## Text passage
□ □ □ □ □ □ □
Meanwhile, the press, like the government, is so far behind it’s got no clue. Posting the hit charts when SoundScan is eclipsed by the Spotify Top 50 and everybody with a clue knows it. Meanwhile, record companies are businesses, and they want to focus on hits. Used to be you’d invest, wait for the outside, the sideshow, to find its moment. But with no one at a label who has skin in the game, with quarterly reports and bonuses key, no one wants to wait. It’s not about investment, but cherry-picking that which has traction and trying to blow it up. It’s kind of like sports betting, but in this case the label has rights, at least for a little while.
So I’ve established the game has changed and the media is out of the loop and the purveyors don’t care, but what about the public?
You ignore the public at your peril. Those who acknowledge the needs of the people triumph in the end. Which is why the music business is moribund.
□ □ □ □ □ □ □
## Given entries
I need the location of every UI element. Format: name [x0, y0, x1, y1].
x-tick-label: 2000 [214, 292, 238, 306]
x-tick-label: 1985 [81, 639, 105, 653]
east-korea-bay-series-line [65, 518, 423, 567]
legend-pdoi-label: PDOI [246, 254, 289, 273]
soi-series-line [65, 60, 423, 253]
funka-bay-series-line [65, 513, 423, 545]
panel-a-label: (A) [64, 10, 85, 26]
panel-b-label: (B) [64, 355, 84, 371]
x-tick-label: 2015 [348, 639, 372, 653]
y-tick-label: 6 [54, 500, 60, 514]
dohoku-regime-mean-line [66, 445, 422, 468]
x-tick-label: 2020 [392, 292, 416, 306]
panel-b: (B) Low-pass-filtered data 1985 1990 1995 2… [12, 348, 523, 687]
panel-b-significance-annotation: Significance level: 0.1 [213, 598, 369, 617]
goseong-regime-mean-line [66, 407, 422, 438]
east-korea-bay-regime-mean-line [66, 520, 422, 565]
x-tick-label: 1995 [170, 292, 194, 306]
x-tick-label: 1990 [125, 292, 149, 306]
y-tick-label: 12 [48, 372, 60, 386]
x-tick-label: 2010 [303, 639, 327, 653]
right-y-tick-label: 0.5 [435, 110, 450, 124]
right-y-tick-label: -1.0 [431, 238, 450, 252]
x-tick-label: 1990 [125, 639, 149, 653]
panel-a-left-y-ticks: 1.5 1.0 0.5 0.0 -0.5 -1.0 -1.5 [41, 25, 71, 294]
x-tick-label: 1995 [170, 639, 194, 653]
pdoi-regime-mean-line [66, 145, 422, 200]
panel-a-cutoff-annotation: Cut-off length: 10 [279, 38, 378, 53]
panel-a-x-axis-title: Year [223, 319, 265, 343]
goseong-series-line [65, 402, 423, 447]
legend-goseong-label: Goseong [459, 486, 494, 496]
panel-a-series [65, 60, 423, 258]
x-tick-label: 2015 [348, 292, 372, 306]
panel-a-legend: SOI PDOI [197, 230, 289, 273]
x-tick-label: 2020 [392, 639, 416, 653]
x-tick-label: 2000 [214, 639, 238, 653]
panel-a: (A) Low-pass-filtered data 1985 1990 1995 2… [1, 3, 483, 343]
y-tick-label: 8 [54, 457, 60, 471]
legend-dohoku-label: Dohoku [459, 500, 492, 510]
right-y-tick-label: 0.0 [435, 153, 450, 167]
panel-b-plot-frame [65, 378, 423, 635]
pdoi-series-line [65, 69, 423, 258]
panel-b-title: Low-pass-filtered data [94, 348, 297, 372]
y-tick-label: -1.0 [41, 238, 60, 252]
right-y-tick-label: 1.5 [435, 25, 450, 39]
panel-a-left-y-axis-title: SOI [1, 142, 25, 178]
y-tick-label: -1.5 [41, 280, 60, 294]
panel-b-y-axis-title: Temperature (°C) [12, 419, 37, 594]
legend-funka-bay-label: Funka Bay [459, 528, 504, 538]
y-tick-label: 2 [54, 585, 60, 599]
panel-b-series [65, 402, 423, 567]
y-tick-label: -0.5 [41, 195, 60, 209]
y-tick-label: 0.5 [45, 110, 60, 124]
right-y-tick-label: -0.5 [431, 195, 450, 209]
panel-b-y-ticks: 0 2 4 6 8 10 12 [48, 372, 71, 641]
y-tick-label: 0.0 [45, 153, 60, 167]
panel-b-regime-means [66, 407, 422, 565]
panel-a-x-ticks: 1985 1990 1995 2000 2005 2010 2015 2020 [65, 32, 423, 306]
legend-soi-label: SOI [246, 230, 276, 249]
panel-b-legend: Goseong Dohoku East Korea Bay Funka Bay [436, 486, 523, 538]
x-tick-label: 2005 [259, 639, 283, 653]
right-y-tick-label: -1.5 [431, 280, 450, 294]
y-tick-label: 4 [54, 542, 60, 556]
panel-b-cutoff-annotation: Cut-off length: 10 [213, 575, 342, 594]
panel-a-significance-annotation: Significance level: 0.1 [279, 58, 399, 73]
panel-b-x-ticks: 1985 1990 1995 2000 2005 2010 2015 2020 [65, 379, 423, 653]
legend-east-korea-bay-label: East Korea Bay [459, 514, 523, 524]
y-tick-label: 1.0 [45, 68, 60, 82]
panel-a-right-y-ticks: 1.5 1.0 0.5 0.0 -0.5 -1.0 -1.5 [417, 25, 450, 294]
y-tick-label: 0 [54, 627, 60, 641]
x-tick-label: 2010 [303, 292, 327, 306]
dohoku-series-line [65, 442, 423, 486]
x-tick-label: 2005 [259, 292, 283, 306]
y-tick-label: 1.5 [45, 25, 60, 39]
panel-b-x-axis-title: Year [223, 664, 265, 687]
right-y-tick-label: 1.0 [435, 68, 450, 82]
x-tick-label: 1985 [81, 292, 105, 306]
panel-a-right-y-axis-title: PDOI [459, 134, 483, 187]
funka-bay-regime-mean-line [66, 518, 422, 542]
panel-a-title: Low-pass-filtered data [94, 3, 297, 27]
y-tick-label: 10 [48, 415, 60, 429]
□ □ □ □ □ □ □
## Work item A
Please sum up the passage on the music business in two sentences.
## Work item B
Render this sentence from the passage on the music business in Spanish: "You ignore the public at your peril."
## Work item C
Answer these questions from the passage on the music business:
(i) What has SoundScan been eclipsed by?
(ii) What does the passage say the labels' approach is kind of like?
(iii) What does the passage call moribund?

## Expected answer A
The press is out of touch, still posting hit charts after the Spotify Top 50 has eclipsed SoundScan. Record companies driven by quarterly reports and bonuses no longer invest and wait but cherry-pick whatever has traction, and the passage warns that ignoring the public is perilous, which is why the music business is moribund.

## Expected answer B
Ignoras al público por tu cuenta y riesgo.

## Expected answer C
(i) The Spotify Top 50
(ii) Sports betting
(iii) The music business